** BEGIN The records **

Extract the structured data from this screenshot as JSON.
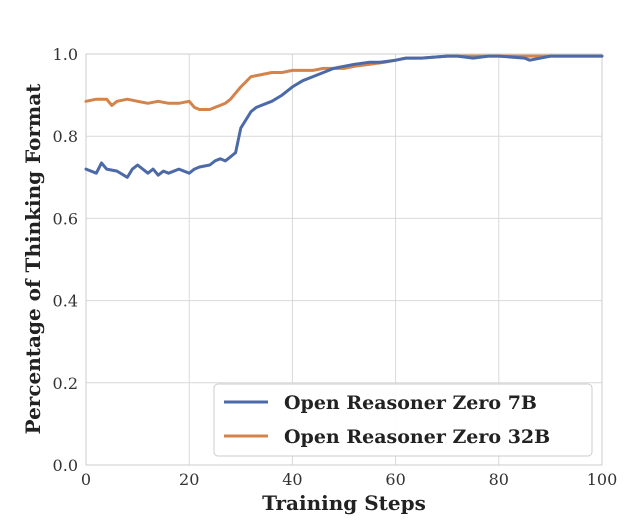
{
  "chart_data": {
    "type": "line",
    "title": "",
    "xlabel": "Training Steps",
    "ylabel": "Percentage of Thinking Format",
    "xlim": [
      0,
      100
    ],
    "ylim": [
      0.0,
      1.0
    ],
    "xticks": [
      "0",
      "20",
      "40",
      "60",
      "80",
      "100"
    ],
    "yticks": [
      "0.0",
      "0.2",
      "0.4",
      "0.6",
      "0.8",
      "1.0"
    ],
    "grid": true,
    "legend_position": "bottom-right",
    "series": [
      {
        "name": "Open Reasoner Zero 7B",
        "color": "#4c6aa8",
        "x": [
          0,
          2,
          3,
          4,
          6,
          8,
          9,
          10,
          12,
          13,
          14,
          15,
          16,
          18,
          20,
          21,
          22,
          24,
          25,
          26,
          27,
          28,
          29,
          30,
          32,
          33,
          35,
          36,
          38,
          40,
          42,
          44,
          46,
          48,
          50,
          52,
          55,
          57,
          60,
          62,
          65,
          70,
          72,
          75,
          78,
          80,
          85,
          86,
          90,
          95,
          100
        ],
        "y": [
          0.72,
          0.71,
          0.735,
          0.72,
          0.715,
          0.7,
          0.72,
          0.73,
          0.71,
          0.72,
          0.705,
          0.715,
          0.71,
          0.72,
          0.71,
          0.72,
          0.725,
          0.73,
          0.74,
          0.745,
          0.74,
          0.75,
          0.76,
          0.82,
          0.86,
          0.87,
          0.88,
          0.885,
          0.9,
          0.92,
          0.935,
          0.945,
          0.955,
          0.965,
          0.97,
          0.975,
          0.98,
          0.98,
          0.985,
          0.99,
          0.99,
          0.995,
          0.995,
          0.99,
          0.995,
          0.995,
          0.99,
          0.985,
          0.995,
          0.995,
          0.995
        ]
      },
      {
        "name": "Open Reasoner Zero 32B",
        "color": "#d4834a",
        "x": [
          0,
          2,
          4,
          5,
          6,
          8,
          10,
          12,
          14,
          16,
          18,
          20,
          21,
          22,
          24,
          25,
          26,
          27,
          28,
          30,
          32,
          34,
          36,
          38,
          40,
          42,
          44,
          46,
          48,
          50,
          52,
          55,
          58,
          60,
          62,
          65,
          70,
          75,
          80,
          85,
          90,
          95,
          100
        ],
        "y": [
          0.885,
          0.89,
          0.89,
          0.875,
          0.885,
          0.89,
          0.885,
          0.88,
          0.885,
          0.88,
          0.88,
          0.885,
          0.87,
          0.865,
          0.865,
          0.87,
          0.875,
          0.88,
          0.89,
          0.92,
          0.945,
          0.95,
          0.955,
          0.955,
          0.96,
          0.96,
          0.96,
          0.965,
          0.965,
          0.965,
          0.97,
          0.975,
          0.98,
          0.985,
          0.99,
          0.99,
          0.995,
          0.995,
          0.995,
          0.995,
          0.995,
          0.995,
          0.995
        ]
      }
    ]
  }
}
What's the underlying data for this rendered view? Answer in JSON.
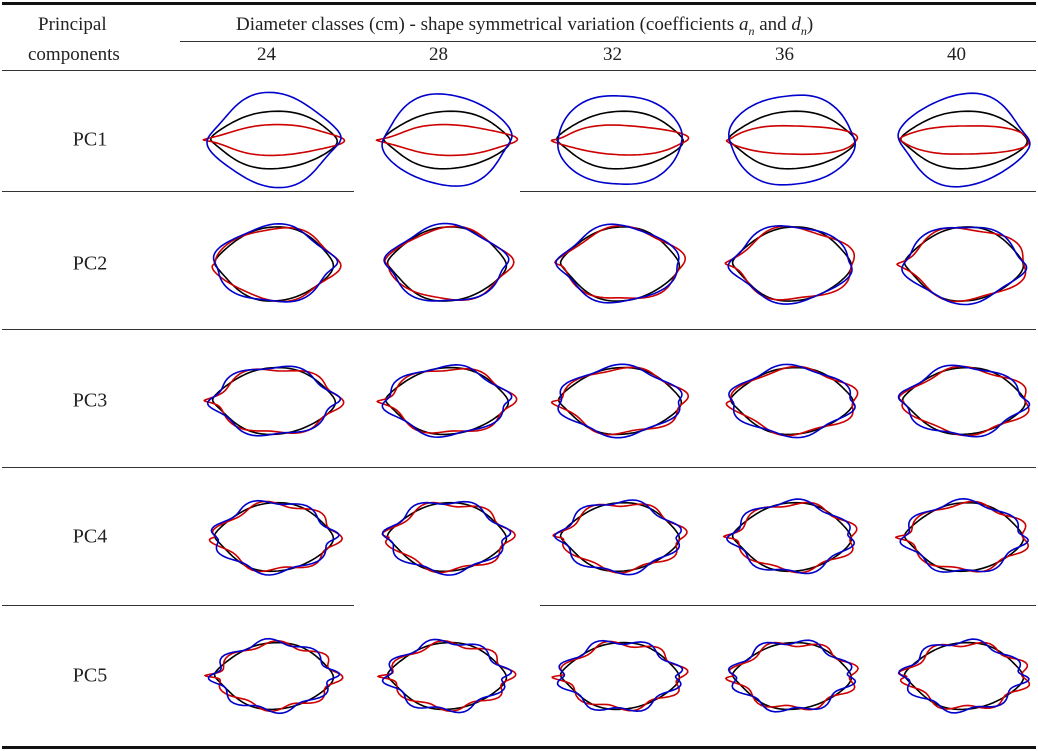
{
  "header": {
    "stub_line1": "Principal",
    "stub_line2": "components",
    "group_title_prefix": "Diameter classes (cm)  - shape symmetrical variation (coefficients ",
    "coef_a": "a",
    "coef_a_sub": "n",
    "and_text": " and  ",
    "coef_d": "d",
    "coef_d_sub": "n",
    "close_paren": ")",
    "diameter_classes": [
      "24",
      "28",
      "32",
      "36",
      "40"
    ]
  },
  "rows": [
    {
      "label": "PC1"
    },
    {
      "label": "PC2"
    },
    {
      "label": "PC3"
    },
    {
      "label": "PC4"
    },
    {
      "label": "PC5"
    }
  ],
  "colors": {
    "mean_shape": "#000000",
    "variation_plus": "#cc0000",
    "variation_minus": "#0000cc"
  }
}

** END The records **

Give only the number of lines in the entries above that hold the string "Open".

2